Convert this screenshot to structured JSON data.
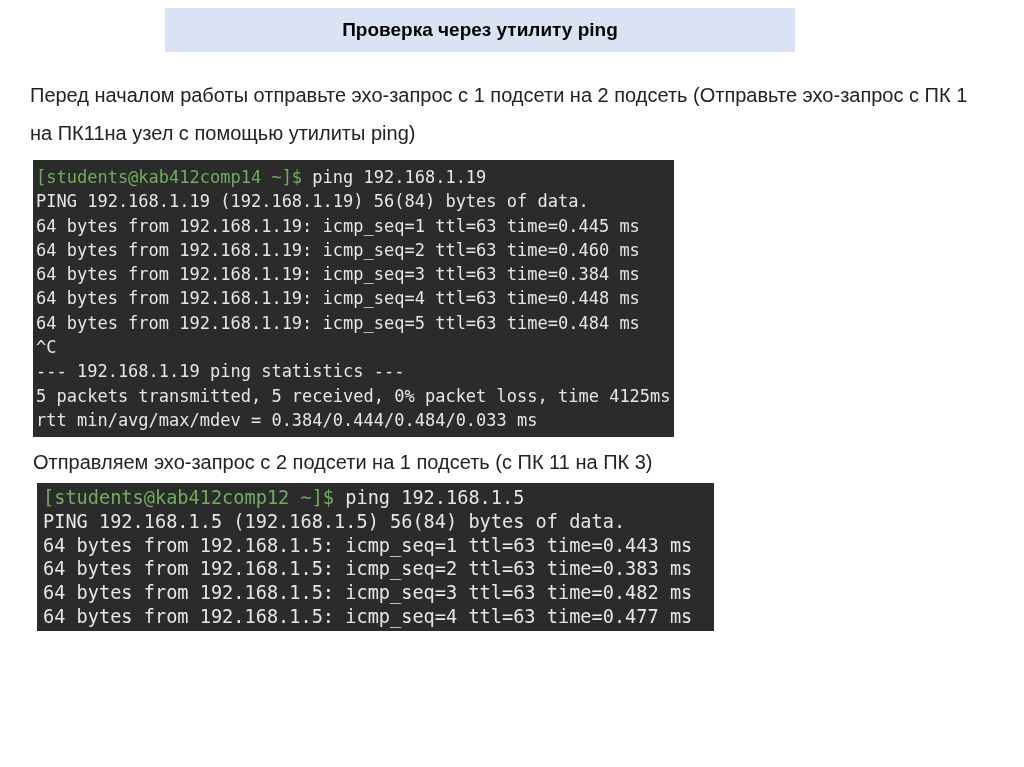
{
  "title": "Проверка через утилиту ping",
  "intro": "Перед началом работы отправьте эхо-запрос с 1 подсети на 2 подсеть (Отправьте эхо-запрос с ПК 1 на ПК11на узел с помощью утилиты ping)",
  "terminal_1": [
    {
      "kind": "prompt",
      "prompt": "[students@kab412comp14 ~]$",
      "command": "ping 192.168.1.19"
    },
    {
      "kind": "output",
      "text": "PING 192.168.1.19 (192.168.1.19) 56(84) bytes of data."
    },
    {
      "kind": "output",
      "text": "64 bytes from 192.168.1.19: icmp_seq=1 ttl=63 time=0.445 ms"
    },
    {
      "kind": "output",
      "text": "64 bytes from 192.168.1.19: icmp_seq=2 ttl=63 time=0.460 ms"
    },
    {
      "kind": "output",
      "text": "64 bytes from 192.168.1.19: icmp_seq=3 ttl=63 time=0.384 ms"
    },
    {
      "kind": "output",
      "text": "64 bytes from 192.168.1.19: icmp_seq=4 ttl=63 time=0.448 ms"
    },
    {
      "kind": "output",
      "text": "64 bytes from 192.168.1.19: icmp_seq=5 ttl=63 time=0.484 ms"
    },
    {
      "kind": "output",
      "text": "^C"
    },
    {
      "kind": "output",
      "text": "--- 192.168.1.19 ping statistics ---"
    },
    {
      "kind": "output",
      "text": "5 packets transmitted, 5 received, 0% packet loss, time 4125ms"
    },
    {
      "kind": "output",
      "text": "rtt min/avg/max/mdev = 0.384/0.444/0.484/0.033 ms"
    }
  ],
  "caption": "Отправляем эхо-запрос с 2 подсети на 1 подсеть (с ПК 11 на ПК 3)",
  "terminal_2": [
    {
      "kind": "prompt",
      "prompt": "[students@kab412comp12 ~]$",
      "command": "ping 192.168.1.5"
    },
    {
      "kind": "output",
      "text": "PING 192.168.1.5 (192.168.1.5) 56(84) bytes of data."
    },
    {
      "kind": "output",
      "text": "64 bytes from 192.168.1.5: icmp_seq=1 ttl=63 time=0.443 ms"
    },
    {
      "kind": "output",
      "text": "64 bytes from 192.168.1.5: icmp_seq=2 ttl=63 time=0.383 ms"
    },
    {
      "kind": "output",
      "text": "64 bytes from 192.168.1.5: icmp_seq=3 ttl=63 time=0.482 ms"
    },
    {
      "kind": "output",
      "text": "64 bytes from 192.168.1.5: icmp_seq=4 ttl=63 time=0.477 ms"
    }
  ]
}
◇ ◇ ◇ ◇ ◇ ◇ ◇
Find each line that has the word "подсеть", then copy it out.

  "intro": "Перед началом работы отправьте эхо-запрос с 1 подсети на 2 подсеть (Отправьте эхо-запрос с ПК 1 на ПК11на узел с помощью утилиты ping)",
  "caption": "Отправляем эхо-запрос с 2 подсети на 1 подсеть (с ПК 11 на ПК 3)",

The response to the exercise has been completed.